** Begin MATERIAL PROVIDED **

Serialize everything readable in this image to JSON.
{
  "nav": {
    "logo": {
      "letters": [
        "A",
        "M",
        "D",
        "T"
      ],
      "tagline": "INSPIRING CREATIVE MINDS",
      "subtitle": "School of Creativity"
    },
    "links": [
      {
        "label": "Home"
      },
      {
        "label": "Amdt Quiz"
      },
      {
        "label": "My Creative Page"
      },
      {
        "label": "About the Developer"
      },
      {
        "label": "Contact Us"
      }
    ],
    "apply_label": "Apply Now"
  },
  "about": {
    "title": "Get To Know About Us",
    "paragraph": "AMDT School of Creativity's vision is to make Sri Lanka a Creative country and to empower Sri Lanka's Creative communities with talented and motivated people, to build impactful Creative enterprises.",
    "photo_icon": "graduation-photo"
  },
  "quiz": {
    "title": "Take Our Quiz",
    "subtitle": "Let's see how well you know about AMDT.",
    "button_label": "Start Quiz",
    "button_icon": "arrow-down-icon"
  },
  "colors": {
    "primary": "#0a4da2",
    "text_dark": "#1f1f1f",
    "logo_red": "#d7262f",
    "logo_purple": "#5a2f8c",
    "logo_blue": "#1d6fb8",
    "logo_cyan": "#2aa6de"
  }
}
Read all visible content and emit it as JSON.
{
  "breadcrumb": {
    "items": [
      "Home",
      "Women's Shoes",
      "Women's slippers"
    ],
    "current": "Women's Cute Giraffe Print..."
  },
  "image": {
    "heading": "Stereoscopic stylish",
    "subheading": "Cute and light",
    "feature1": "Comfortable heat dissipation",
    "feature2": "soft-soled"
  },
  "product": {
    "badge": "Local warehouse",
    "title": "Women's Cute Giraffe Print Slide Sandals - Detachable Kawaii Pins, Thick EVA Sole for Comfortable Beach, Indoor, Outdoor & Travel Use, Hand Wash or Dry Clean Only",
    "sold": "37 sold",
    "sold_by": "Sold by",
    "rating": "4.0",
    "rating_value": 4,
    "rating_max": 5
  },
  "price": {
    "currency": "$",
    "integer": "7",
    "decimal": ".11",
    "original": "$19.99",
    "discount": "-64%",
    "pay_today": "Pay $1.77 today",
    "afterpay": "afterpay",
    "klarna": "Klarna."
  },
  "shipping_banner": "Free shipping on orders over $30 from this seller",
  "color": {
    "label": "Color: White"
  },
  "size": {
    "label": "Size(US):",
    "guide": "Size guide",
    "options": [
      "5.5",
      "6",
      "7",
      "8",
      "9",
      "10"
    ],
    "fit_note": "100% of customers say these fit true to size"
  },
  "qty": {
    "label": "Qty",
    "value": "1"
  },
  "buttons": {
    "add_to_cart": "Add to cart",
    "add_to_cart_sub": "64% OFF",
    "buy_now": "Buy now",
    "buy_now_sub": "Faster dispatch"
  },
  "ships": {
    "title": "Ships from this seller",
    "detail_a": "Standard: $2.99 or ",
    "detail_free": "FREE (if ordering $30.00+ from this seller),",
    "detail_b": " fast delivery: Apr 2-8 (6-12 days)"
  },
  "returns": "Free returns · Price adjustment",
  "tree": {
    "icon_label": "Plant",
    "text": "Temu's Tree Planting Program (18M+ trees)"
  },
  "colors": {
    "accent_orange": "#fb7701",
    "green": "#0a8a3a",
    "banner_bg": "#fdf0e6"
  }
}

** End MATERIAL PROVIDED **

# EXERCISE BRIEF
For this exercise, please retype exactly the lines in the listing from the line with "Read all visible content and emit it as JSON." through its last line, both ends included.

# EXERCISE OUTPUT
Read all visible content and emit it as JSON.
{
  "breadcrumb": {
    "items": [
      "Home",
      "Women's Shoes",
      "Women's slippers"
    ],
    "current": "Women's Cute Giraffe Print..."
  },
  "image": {
    "heading": "Stereoscopic stylish",
    "subheading": "Cute and light",
    "feature1": "Comfortable heat dissipation",
    "feature2": "soft-soled"
  },
  "product": {
    "badge": "Local warehouse",
    "title": "Women's Cute Giraffe Print Slide Sandals - Detachable Kawaii Pins, Thick EVA Sole for Comfortable Beach, Indoor, Outdoor & Travel Use, Hand Wash or Dry Clean Only",
    "sold": "37 sold",
    "sold_by": "Sold by",
    "rating": "4.0",
    "rating_value": 4,
    "rating_max": 5
  },
  "price": {
    "currency": "$",
    "integer": "7",
    "decimal": ".11",
    "original": "$19.99",
    "discount": "-64%",
    "pay_today": "Pay $1.77 today",
    "afterpay": "afterpay",
    "klarna": "Klarna."
  },
  "shipping_banner": "Free shipping on orders over $30 from this seller",
  "color": {
    "label": "Color: White"
  },
  "size": {
    "label": "Size(US):",
    "guide": "Size guide",
    "options": [
      "5.5",
      "6",
      "7",
      "8",
      "9",
      "10"
    ],
    "fit_note": "100% of customers say these fit true to size"
  },
  "qty": {
    "label": "Qty",
    "value": "1"
  },
  "buttons": {
    "add_to_cart": "Add to cart",
    "add_to_cart_sub": "64% OFF",
    "buy_now": "Buy now",
    "buy_now_sub": "Faster dispatch"
  },
  "ships": {
    "title": "Ships from this seller",
    "detail_a": "Standard: $2.99 or ",
    "detail_free": "FREE (if ordering $30.00+ from this seller),",
    "detail_b": " fast delivery: Apr 2-8 (6-12 days)"
  },
  "returns": "Free returns · Price adjustment",
  "tree": {
    "icon_label": "Plant",
    "text": "Temu's Tree Planting Program (18M+ trees)"
  },
  "colors": {
    "accent_orange": "#fb7701",
    "green": "#0a8a3a",
    "banner_bg": "#fdf0e6"
  }
}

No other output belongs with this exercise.